### [Material for this task]
========================================

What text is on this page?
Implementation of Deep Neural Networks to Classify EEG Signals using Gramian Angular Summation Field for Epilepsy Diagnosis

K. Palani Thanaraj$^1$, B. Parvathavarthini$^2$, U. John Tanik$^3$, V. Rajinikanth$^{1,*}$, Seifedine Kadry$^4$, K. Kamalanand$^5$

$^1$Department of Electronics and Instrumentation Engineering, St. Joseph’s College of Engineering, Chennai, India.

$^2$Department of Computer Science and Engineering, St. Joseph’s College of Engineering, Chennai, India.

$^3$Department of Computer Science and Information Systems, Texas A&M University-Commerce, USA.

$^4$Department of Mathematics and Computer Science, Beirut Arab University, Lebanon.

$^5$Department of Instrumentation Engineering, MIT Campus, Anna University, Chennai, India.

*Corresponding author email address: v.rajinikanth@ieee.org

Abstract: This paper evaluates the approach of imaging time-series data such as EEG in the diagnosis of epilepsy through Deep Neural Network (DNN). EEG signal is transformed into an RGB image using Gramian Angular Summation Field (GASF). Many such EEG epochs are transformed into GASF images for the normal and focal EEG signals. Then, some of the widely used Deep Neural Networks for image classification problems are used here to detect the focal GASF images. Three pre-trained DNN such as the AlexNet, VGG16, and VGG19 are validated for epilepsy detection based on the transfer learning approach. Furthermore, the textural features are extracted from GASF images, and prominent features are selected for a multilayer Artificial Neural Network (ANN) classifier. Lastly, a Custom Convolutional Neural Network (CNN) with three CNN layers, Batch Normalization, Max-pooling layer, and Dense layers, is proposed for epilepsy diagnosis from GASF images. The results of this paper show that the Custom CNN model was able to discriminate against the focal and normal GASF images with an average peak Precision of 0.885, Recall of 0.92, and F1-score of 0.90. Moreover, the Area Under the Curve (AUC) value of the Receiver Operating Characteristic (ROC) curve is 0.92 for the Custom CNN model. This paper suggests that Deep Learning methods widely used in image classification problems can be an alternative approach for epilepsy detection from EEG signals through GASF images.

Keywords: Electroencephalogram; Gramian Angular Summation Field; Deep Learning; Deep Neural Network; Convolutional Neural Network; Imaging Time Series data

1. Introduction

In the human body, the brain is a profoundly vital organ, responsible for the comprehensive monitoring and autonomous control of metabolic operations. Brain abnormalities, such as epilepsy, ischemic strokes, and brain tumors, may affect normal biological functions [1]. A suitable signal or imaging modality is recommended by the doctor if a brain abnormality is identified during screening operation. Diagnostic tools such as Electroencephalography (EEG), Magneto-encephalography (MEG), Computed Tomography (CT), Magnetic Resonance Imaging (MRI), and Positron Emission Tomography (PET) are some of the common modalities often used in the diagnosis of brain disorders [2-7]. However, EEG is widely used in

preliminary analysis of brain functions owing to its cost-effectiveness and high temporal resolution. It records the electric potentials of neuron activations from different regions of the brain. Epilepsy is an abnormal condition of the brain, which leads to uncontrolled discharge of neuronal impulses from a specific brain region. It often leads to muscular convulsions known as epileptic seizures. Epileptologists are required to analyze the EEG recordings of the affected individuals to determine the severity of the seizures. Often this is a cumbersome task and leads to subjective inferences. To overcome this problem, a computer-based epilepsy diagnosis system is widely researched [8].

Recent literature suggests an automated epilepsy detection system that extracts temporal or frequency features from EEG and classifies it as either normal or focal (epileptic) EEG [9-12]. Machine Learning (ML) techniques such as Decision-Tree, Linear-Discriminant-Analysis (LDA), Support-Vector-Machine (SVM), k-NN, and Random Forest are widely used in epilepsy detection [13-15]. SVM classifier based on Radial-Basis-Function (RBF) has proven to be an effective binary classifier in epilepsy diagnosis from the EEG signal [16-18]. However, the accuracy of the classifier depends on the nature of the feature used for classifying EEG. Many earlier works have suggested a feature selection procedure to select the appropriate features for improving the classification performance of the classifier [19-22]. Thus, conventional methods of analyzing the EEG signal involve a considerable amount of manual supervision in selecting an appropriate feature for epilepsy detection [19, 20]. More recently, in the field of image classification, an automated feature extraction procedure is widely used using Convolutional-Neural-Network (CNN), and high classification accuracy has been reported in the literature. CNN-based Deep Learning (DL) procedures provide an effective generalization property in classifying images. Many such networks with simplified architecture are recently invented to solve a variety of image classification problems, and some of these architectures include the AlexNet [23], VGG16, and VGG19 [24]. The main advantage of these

========================================

### [Work to complete]
Repeat the whole listing exactly, with no omissions.

### [Response]
What text is on this page?
Implementation of Deep Neural Networks to Classify EEG Signals using Gramian Angular Summation Field for Epilepsy Diagnosis

K. Palani Thanaraj$^1$, B. Parvathavarthini$^2$, U. John Tanik$^3$, V. Rajinikanth$^{1,*}$, Seifedine Kadry$^4$, K. Kamalanand$^5$

$^1$Department of Electronics and Instrumentation Engineering, St. Joseph’s College of Engineering, Chennai, India.

$^2$Department of Computer Science and Engineering, St. Joseph’s College of Engineering, Chennai, India.

$^3$Department of Computer Science and Information Systems, Texas A&M University-Commerce, USA.

$^4$Department of Mathematics and Computer Science, Beirut Arab University, Lebanon.

$^5$Department of Instrumentation Engineering, MIT Campus, Anna University, Chennai, India.

*Corresponding author email address: v.rajinikanth@ieee.org

Abstract: This paper evaluates the approach of imaging time-series data such as EEG in the diagnosis of epilepsy through Deep Neural Network (DNN). EEG signal is transformed into an RGB image using Gramian Angular Summation Field (GASF). Many such EEG epochs are transformed into GASF images for the normal and focal EEG signals. Then, some of the widely used Deep Neural Networks for image classification problems are used here to detect the focal GASF images. Three pre-trained DNN such as the AlexNet, VGG16, and VGG19 are validated for epilepsy detection based on the transfer learning approach. Furthermore, the textural features are extracted from GASF images, and prominent features are selected for a multilayer Artificial Neural Network (ANN) classifier. Lastly, a Custom Convolutional Neural Network (CNN) with three CNN layers, Batch Normalization, Max-pooling layer, and Dense layers, is proposed for epilepsy diagnosis from GASF images. The results of this paper show that the Custom CNN model was able to discriminate against the focal and normal GASF images with an average peak Precision of 0.885, Recall of 0.92, and F1-score of 0.90. Moreover, the Area Under the Curve (AUC) value of the Receiver Operating Characteristic (ROC) curve is 0.92 for the Custom CNN model. This paper suggests that Deep Learning methods widely used in image classification problems can be an alternative approach for epilepsy detection from EEG signals through GASF images.

Keywords: Electroencephalogram; Gramian Angular Summation Field; Deep Learning; Deep Neural Network; Convolutional Neural Network; Imaging Time Series data

1. Introduction

In the human body, the brain is a profoundly vital organ, responsible for the comprehensive monitoring and autonomous control of metabolic operations. Brain abnormalities, such as epilepsy, ischemic strokes, and brain tumors, may affect normal biological functions [1]. A suitable signal or imaging modality is recommended by the doctor if a brain abnormality is identified during screening operation. Diagnostic tools such as Electroencephalography (EEG), Magneto-encephalography (MEG), Computed Tomography (CT), Magnetic Resonance Imaging (MRI), and Positron Emission Tomography (PET) are some of the common modalities often used in the diagnosis of brain disorders [2-7]. However, EEG is widely used in

preliminary analysis of brain functions owing to its cost-effectiveness and high temporal resolution. It records the electric potentials of neuron activations from different regions of the brain. Epilepsy is an abnormal condition of the brain, which leads to uncontrolled discharge of neuronal impulses from a specific brain region. It often leads to muscular convulsions known as epileptic seizures. Epileptologists are required to analyze the EEG recordings of the affected individuals to determine the severity of the seizures. Often this is a cumbersome task and leads to subjective inferences. To overcome this problem, a computer-based epilepsy diagnosis system is widely researched [8].

Recent literature suggests an automated epilepsy detection system that extracts temporal or frequency features from EEG and classifies it as either normal or focal (epileptic) EEG [9-12]. Machine Learning (ML) techniques such as Decision-Tree, Linear-Discriminant-Analysis (LDA), Support-Vector-Machine (SVM), k-NN, and Random Forest are widely used in epilepsy detection [13-15]. SVM classifier based on Radial-Basis-Function (RBF) has proven to be an effective binary classifier in epilepsy diagnosis from the EEG signal [16-18]. However, the accuracy of the classifier depends on the nature of the feature used for classifying EEG. Many earlier works have suggested a feature selection procedure to select the appropriate features for improving the classification performance of the classifier [19-22]. Thus, conventional methods of analyzing the EEG signal involve a considerable amount of manual supervision in selecting an appropriate feature for epilepsy detection [19, 20]. More recently, in the field of image classification, an automated feature extraction procedure is widely used using Convolutional-Neural-Network (CNN), and high classification accuracy has been reported in the literature. CNN-based Deep Learning (DL) procedures provide an effective generalization property in classifying images. Many such networks with simplified architecture are recently invented to solve a variety of image classification problems, and some of these architectures include the AlexNet [23], VGG16, and VGG19 [24]. The main advantage of these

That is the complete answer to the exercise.